__Your goal__
Transcribe the material below exactly as it appears.

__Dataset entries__
----

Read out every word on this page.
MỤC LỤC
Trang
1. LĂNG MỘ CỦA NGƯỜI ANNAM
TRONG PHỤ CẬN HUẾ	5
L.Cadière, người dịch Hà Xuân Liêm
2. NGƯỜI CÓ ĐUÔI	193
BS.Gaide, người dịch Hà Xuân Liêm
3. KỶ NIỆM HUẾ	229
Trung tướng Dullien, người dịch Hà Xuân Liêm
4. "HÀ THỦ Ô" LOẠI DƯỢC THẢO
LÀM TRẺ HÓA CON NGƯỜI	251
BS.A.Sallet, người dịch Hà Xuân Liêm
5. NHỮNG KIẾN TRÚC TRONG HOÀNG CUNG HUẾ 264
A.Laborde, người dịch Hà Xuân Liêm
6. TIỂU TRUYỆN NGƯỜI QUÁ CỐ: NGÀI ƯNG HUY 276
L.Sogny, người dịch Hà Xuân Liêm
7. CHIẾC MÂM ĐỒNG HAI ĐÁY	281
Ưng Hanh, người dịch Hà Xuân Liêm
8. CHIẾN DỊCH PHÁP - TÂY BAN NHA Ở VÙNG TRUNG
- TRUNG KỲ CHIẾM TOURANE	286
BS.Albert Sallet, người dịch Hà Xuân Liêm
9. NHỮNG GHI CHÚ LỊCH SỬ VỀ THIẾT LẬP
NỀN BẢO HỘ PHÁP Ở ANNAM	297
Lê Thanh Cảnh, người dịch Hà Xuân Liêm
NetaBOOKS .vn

----

__Final result__
Read out every word on this page.
MỤC LỤC
Trang
1. LĂNG MỘ CỦA NGƯỜI ANNAM
TRONG PHỤ CẬN HUẾ	5
L.Cadière, người dịch Hà Xuân Liêm
2. NGƯỜI CÓ ĐUÔI	193
BS.Gaide, người dịch Hà Xuân Liêm
3. KỶ NIỆM HUẾ	229
Trung tướng Dullien, người dịch Hà Xuân Liêm
4. "HÀ THỦ Ô" LOẠI DƯỢC THẢO
LÀM TRẺ HÓA CON NGƯỜI	251
BS.A.Sallet, người dịch Hà Xuân Liêm
5. NHỮNG KIẾN TRÚC TRONG HOÀNG CUNG HUẾ 264
A.Laborde, người dịch Hà Xuân Liêm
6. TIỂU TRUYỆN NGƯỜI QUÁ CỐ: NGÀI ƯNG HUY 276
L.Sogny, người dịch Hà Xuân Liêm
7. CHIẾC MÂM ĐỒNG HAI ĐÁY	281
Ưng Hanh, người dịch Hà Xuân Liêm
8. CHIẾN DỊCH PHÁP - TÂY BAN NHA Ở VÙNG TRUNG
- TRUNG KỲ CHIẾM TOURANE	286
BS.Albert Sallet, người dịch Hà Xuân Liêm
9. NHỮNG GHI CHÚ LỊCH SỬ VỀ THIẾT LẬP
NỀN BẢO HỘ PHÁP Ở ANNAM	297
Lê Thanh Cảnh, người dịch Hà Xuân Liêm
NetaBOOKS .vn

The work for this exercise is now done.